Which lines of the listing below contain the word "equally"? Return each of them in full.

───

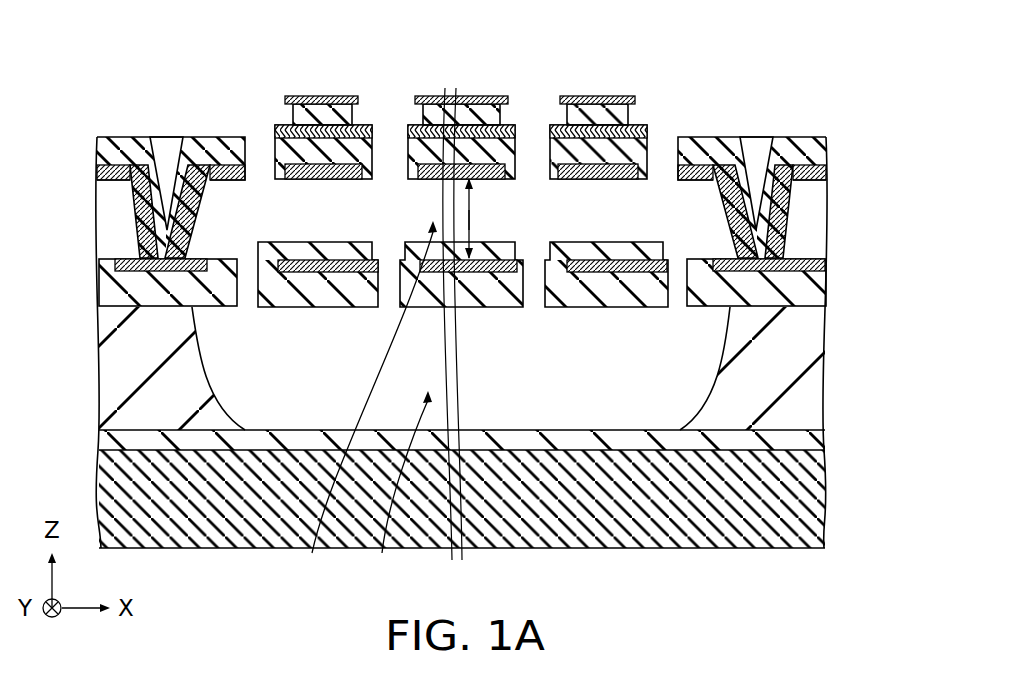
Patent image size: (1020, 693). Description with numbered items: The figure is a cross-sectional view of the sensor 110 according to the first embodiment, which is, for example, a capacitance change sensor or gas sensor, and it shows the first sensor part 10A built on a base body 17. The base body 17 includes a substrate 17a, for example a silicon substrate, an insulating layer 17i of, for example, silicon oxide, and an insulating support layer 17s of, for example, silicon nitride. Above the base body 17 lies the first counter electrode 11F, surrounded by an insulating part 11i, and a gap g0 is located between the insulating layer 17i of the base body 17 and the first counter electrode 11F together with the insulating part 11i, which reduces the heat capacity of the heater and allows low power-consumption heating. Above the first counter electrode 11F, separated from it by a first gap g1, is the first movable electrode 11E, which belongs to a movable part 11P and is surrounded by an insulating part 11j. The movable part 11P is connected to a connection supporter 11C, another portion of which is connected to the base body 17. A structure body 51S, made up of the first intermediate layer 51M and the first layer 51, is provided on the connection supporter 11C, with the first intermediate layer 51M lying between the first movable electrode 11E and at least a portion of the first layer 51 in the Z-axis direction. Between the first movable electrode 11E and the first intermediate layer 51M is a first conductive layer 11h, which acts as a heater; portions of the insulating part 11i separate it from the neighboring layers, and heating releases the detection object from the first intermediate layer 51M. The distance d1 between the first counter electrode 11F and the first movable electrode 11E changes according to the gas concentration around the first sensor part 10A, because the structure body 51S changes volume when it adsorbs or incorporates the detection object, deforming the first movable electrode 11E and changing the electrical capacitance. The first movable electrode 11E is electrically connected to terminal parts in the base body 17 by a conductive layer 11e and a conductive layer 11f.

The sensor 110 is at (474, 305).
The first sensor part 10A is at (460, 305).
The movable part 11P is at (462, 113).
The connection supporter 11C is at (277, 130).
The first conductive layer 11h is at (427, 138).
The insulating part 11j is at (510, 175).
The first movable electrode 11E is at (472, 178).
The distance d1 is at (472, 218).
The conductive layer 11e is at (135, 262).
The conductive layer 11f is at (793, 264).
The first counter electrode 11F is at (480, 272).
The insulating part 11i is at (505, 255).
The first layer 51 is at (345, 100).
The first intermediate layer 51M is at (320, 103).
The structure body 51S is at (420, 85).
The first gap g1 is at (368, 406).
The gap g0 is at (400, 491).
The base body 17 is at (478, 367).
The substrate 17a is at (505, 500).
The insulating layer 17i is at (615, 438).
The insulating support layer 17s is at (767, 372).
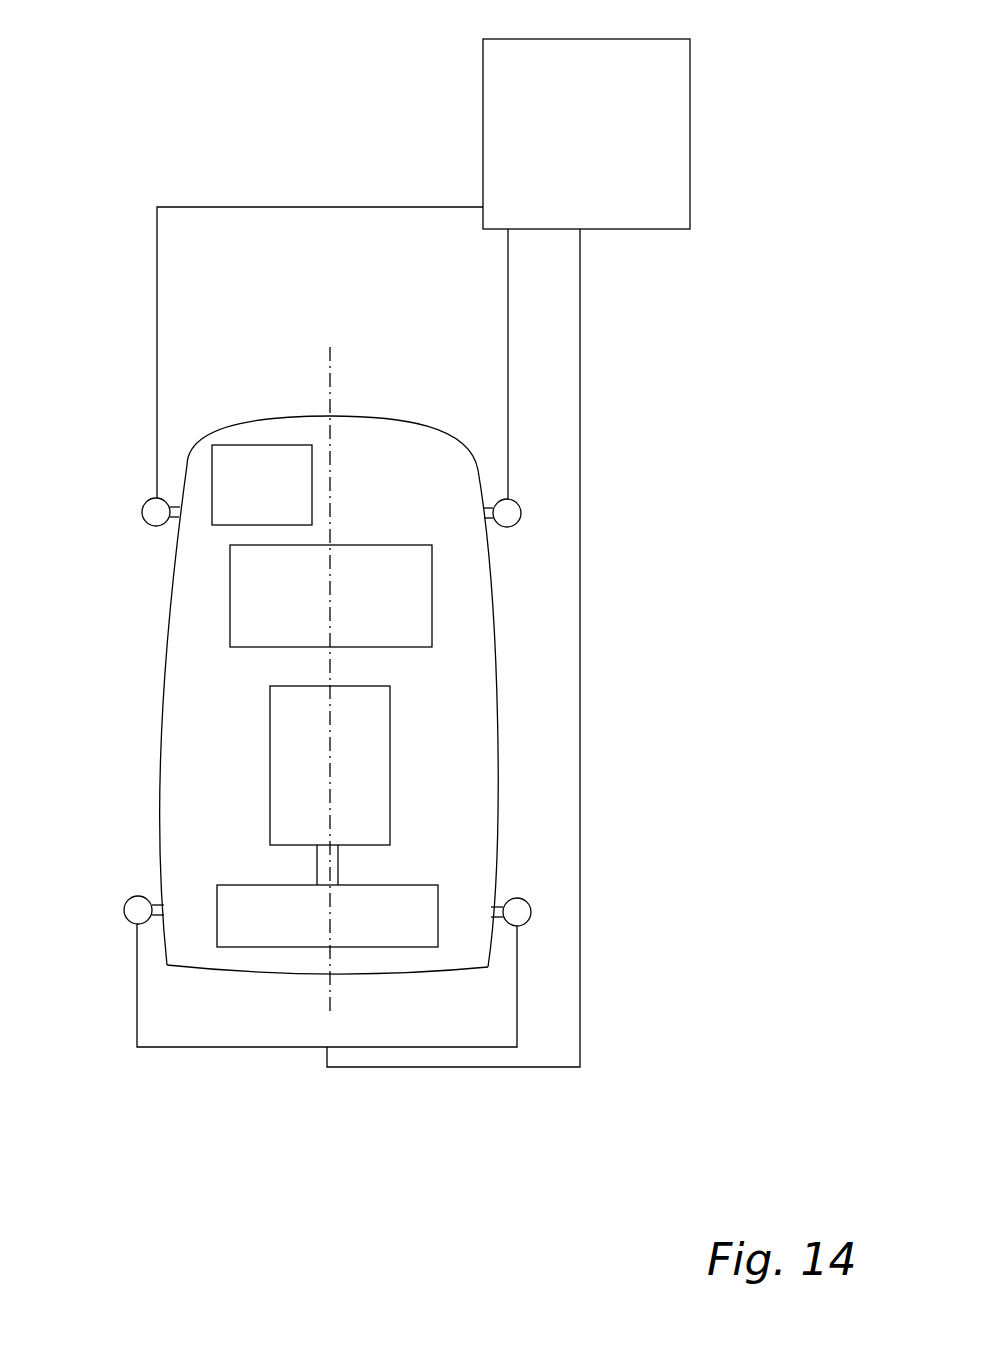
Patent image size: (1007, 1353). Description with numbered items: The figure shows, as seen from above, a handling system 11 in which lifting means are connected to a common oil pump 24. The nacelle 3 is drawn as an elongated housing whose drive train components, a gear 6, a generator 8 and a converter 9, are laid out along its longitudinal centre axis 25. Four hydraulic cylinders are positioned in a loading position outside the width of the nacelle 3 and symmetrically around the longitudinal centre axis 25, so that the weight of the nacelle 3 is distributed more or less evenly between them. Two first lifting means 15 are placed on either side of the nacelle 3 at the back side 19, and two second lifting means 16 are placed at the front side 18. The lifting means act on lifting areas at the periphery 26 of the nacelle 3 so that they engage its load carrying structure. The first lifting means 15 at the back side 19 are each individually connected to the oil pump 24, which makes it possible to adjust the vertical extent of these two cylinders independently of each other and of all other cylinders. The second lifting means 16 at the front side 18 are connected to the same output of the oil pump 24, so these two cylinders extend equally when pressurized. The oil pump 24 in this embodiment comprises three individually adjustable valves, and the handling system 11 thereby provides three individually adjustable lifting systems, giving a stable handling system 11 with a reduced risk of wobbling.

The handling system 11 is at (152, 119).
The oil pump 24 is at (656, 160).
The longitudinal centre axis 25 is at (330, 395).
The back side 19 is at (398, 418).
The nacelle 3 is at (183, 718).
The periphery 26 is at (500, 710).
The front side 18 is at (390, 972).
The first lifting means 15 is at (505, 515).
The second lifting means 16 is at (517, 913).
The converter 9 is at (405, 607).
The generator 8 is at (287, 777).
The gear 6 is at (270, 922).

───

- **SOLUTION TO THIS EXERCISE**:
Patent image size: (1007, 1353). Description with numbered items: The figure shows, as seen from above, a handling system 11 in which lifting means are connected to a common oil pump 24. The nacelle 3 is drawn as an elongated housing whose drive train components, a gear 6, a generator 8 and a converter 9, are laid out along its longitudinal centre axis 25. Four hydraulic cylinders are positioned in a loading position outside the width of the nacelle 3 and symmetrically around the longitudinal centre axis 25, so that the weight of the nacelle 3 is distributed more or less evenly between them. Two first lifting means 15 are placed on either side of the nacelle 3 at the back side 19, and two second lifting means 16 are placed at the front side 18. The lifting means act on lifting areas at the periphery 26 of the nacelle 3 so that they engage its load carrying structure. The first lifting means 15 at the back side 19 are each individually connected to the oil pump 24, which makes it possible to adjust the vertical extent of these two cylinders independently of each other and of all other cylinders. The second lifting means 16 at the front side 18 are connected to the same output of the oil pump 24, so these two cylinders extend equally when pressurized. The oil pump 24 in this embodiment comprises three individually adjustable valves, and the handling system 11 thereby provides three individually adjustable lifting systems, giving a stable handling system 11 with a reduced risk of wobbling.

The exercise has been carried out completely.